--- Start ---
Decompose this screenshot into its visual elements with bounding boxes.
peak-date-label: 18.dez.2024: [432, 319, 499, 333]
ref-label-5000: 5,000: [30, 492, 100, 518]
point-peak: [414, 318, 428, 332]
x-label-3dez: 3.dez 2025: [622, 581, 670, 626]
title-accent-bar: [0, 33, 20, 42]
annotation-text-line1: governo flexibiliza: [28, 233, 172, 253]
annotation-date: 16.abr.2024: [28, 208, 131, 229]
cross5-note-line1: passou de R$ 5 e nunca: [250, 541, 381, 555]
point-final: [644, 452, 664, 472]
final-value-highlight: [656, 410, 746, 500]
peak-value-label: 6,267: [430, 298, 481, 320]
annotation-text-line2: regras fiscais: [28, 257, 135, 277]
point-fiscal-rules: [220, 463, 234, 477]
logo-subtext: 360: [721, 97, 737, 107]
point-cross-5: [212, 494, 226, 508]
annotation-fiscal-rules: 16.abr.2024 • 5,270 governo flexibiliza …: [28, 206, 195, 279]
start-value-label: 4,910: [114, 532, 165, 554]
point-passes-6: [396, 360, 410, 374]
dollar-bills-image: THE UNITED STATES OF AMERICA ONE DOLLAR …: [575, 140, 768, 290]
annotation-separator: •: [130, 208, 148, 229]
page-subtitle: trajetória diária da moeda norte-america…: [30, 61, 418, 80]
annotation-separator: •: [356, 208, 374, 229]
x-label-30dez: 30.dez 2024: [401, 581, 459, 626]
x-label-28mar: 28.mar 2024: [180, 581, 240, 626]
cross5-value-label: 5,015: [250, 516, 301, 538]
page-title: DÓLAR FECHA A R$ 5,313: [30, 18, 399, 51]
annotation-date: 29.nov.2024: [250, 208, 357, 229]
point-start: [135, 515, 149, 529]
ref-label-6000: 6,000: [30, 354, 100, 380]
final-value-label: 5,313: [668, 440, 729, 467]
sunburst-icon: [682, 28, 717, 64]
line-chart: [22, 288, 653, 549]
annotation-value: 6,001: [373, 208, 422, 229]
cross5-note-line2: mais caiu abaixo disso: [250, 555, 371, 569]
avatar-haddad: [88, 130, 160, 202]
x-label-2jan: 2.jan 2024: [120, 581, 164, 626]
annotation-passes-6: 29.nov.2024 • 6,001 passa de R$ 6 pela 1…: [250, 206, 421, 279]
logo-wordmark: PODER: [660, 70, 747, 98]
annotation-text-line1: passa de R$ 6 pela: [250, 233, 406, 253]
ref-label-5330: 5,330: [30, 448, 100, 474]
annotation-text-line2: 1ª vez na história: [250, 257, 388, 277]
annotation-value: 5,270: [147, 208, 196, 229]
--- End ---
WHAT THE TASK ASKS ▸ Reproduce every line of the records above character for character, with no changes.

COMPLETE OUTPUT ▸
Decompose this screenshot into its visual elements with bounding boxes.
peak-date-label: 18.dez.2024: [432, 319, 499, 333]
ref-label-5000: 5,000: [30, 492, 100, 518]
point-peak: [414, 318, 428, 332]
x-label-3dez: 3.dez 2025: [622, 581, 670, 626]
title-accent-bar: [0, 33, 20, 42]
annotation-text-line1: governo flexibiliza: [28, 233, 172, 253]
annotation-date: 16.abr.2024: [28, 208, 131, 229]
cross5-note-line1: passou de R$ 5 e nunca: [250, 541, 381, 555]
point-final: [644, 452, 664, 472]
final-value-highlight: [656, 410, 746, 500]
peak-value-label: 6,267: [430, 298, 481, 320]
annotation-text-line2: regras fiscais: [28, 257, 135, 277]
point-fiscal-rules: [220, 463, 234, 477]
logo-subtext: 360: [721, 97, 737, 107]
point-cross-5: [212, 494, 226, 508]
annotation-fiscal-rules: 16.abr.2024 • 5,270 governo flexibiliza …: [28, 206, 195, 279]
start-value-label: 4,910: [114, 532, 165, 554]
point-passes-6: [396, 360, 410, 374]
dollar-bills-image: THE UNITED STATES OF AMERICA ONE DOLLAR …: [575, 140, 768, 290]
annotation-separator: •: [130, 208, 148, 229]
page-subtitle: trajetória diária da moeda norte-america…: [30, 61, 418, 80]
annotation-separator: •: [356, 208, 374, 229]
x-label-30dez: 30.dez 2024: [401, 581, 459, 626]
x-label-28mar: 28.mar 2024: [180, 581, 240, 626]
cross5-value-label: 5,015: [250, 516, 301, 538]
page-title: DÓLAR FECHA A R$ 5,313: [30, 18, 399, 51]
annotation-date: 29.nov.2024: [250, 208, 357, 229]
point-start: [135, 515, 149, 529]
ref-label-6000: 6,000: [30, 354, 100, 380]
final-value-label: 5,313: [668, 440, 729, 467]
sunburst-icon: [682, 28, 717, 64]
line-chart: [22, 288, 653, 549]
annotation-value: 6,001: [373, 208, 422, 229]
cross5-note-line2: mais caiu abaixo disso: [250, 555, 371, 569]
avatar-haddad: [88, 130, 160, 202]
x-label-2jan: 2.jan 2024: [120, 581, 164, 626]
annotation-passes-6: 29.nov.2024 • 6,001 passa de R$ 6 pela 1…: [250, 206, 421, 279]
logo-wordmark: PODER: [660, 70, 747, 98]
annotation-text-line1: passa de R$ 6 pela: [250, 233, 406, 253]
ref-label-5330: 5,330: [30, 448, 100, 474]
annotation-text-line2: 1ª vez na história: [250, 257, 388, 277]
annotation-value: 5,270: [147, 208, 196, 229]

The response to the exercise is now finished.